◆ **What you should do**: Copy every line that contains the string "were" from the entries below.

Items listed in a dataset:
>>

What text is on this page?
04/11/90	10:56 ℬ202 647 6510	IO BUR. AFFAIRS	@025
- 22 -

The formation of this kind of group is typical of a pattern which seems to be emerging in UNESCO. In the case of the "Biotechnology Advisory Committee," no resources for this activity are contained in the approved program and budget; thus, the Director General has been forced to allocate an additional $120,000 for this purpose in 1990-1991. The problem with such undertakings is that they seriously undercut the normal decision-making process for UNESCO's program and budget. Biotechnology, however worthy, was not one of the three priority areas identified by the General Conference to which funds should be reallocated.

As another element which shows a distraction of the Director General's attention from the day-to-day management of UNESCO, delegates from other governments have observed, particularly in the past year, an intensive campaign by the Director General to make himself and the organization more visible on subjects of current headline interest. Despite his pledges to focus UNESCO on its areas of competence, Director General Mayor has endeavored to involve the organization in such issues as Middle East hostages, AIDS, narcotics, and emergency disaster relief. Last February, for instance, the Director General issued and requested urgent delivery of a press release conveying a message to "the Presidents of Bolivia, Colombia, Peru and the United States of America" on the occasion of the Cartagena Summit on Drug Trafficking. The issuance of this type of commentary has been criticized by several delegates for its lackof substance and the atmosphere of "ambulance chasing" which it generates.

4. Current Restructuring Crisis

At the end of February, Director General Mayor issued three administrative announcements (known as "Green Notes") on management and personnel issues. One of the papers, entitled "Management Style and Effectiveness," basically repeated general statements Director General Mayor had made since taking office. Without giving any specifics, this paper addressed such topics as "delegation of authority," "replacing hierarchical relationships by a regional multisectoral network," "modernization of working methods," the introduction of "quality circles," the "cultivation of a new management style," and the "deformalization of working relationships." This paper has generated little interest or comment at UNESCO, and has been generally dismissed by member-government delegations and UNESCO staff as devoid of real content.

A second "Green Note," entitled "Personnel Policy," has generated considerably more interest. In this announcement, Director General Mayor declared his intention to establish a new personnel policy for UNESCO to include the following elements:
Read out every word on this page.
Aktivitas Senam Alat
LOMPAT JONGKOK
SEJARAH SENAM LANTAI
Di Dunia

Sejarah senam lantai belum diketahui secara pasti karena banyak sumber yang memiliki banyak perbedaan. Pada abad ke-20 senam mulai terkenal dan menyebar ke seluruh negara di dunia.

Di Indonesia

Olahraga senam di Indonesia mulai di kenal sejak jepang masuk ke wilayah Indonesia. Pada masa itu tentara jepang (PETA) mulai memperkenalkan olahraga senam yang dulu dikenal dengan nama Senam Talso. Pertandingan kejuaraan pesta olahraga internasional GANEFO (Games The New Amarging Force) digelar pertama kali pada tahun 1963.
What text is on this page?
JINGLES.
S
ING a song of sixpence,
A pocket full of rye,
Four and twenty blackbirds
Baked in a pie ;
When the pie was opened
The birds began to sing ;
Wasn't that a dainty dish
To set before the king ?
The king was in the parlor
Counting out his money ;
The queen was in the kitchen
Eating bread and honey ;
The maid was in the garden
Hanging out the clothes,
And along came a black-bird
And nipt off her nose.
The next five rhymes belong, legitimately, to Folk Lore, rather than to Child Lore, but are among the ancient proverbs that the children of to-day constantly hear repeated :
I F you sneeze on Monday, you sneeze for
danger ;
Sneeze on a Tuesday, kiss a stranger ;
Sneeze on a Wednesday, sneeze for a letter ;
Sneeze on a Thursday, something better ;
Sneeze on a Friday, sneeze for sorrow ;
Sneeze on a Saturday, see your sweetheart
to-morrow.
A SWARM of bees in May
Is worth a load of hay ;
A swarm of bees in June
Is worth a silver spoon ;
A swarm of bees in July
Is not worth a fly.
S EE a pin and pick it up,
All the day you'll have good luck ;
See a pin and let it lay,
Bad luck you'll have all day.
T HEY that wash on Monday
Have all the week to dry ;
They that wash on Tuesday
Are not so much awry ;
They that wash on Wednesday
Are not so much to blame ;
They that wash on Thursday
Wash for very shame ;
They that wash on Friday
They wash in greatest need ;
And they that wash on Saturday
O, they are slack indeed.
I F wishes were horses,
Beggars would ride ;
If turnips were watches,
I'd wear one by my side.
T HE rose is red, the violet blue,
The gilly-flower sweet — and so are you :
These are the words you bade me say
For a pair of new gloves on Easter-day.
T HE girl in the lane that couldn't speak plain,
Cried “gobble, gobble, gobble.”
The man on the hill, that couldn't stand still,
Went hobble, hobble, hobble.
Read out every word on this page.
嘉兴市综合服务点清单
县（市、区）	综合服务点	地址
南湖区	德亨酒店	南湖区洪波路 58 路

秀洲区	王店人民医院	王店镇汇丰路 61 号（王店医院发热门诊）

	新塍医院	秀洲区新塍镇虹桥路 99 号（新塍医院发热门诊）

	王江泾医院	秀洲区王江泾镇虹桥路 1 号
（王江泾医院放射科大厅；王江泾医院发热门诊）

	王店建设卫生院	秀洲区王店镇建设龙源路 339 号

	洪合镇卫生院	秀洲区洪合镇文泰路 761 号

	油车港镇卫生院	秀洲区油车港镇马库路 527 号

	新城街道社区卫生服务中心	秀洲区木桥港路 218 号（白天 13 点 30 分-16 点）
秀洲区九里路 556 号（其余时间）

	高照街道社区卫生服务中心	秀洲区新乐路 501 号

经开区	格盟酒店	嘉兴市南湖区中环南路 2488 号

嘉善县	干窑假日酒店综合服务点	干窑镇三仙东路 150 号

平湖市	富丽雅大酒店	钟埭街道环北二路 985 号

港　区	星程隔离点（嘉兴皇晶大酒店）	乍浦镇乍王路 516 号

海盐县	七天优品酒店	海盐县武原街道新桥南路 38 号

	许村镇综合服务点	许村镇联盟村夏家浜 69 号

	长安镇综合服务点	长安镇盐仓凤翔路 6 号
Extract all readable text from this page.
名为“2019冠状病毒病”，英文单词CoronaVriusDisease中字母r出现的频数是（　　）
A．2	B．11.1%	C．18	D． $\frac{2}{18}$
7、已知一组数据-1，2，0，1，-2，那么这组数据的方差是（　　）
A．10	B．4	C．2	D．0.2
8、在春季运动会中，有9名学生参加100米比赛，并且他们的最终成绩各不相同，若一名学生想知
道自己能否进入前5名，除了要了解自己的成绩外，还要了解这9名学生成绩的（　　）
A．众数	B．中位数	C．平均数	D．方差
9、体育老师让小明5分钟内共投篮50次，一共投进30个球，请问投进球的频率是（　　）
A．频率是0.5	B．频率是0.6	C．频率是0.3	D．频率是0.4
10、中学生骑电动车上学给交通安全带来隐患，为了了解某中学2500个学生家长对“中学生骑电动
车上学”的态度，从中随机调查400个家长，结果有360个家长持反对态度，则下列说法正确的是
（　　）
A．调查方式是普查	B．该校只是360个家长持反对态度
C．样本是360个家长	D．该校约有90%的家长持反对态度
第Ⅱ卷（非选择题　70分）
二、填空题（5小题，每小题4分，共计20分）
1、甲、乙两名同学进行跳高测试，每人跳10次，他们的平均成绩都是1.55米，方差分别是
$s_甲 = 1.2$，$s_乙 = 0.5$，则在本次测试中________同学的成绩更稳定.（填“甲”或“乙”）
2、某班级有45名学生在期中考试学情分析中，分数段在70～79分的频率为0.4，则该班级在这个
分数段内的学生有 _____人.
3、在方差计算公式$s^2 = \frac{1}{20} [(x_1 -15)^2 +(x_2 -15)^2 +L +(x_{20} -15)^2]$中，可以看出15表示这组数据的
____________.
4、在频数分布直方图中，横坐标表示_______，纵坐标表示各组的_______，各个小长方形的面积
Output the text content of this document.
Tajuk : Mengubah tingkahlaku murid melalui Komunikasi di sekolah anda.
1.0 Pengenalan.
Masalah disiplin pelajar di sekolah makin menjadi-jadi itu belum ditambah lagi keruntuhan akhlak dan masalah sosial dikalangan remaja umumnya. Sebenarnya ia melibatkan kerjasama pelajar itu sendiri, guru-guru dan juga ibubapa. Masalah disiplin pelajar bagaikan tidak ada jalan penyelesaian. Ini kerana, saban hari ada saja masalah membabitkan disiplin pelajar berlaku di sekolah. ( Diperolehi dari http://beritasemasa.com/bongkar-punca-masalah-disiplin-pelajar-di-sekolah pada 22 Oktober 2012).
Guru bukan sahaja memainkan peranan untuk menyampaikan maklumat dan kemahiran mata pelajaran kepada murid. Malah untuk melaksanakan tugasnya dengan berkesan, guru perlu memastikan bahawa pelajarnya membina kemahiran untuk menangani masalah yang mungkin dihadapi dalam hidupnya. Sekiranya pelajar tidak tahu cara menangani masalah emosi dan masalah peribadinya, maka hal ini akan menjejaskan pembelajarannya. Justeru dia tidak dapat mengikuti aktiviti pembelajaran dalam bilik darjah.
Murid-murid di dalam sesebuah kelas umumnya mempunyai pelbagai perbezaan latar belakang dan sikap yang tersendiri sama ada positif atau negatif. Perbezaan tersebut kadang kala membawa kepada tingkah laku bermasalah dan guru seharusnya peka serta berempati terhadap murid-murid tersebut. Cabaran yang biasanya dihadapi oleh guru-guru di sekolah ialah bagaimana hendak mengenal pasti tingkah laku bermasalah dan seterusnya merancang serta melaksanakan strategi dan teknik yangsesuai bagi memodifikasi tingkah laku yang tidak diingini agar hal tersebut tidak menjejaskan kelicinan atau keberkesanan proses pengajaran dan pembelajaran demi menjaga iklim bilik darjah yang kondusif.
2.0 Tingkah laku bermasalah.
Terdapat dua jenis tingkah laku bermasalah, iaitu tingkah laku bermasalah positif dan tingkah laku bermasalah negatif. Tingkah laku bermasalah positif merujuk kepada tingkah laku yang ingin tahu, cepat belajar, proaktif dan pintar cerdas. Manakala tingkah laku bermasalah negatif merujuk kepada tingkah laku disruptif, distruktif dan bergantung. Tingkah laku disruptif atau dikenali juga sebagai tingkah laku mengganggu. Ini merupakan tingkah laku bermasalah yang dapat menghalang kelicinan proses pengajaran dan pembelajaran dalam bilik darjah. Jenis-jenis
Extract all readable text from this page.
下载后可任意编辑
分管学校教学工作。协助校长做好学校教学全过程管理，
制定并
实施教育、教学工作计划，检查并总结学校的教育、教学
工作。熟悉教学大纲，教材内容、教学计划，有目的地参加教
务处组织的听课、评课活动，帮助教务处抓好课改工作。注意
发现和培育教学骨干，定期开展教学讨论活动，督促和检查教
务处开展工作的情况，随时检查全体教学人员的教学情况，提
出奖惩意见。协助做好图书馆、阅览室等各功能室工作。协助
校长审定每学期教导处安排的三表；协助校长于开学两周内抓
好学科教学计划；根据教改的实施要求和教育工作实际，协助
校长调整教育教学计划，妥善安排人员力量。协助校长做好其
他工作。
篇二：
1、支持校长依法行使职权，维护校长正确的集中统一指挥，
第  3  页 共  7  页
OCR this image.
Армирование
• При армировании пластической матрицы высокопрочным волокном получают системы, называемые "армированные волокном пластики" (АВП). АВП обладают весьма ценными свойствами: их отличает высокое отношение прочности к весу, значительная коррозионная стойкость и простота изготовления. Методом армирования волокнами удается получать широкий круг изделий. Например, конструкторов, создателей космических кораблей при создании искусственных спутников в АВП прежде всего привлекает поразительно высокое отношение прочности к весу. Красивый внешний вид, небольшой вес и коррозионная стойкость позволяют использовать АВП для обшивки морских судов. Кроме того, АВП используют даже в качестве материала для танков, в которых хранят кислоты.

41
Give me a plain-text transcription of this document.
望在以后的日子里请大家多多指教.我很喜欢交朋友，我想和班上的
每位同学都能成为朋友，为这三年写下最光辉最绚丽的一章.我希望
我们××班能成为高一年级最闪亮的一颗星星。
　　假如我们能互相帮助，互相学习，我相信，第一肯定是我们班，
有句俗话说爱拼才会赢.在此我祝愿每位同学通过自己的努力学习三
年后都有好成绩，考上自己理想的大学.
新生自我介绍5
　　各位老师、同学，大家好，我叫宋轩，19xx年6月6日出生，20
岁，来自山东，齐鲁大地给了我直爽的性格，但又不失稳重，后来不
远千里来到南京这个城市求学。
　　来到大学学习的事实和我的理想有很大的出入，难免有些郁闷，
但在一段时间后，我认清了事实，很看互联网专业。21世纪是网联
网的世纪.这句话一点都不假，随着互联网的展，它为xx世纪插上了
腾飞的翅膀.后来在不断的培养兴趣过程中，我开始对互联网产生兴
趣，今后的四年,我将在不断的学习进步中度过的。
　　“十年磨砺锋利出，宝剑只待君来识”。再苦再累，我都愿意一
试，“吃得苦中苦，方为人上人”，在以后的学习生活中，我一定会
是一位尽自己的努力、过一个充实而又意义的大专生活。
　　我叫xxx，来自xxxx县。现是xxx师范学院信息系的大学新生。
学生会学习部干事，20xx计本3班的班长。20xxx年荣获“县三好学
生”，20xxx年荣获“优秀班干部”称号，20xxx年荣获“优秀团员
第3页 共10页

<<

◆ **Worked answer**:
I F wishes were horses,
If turnips were watches,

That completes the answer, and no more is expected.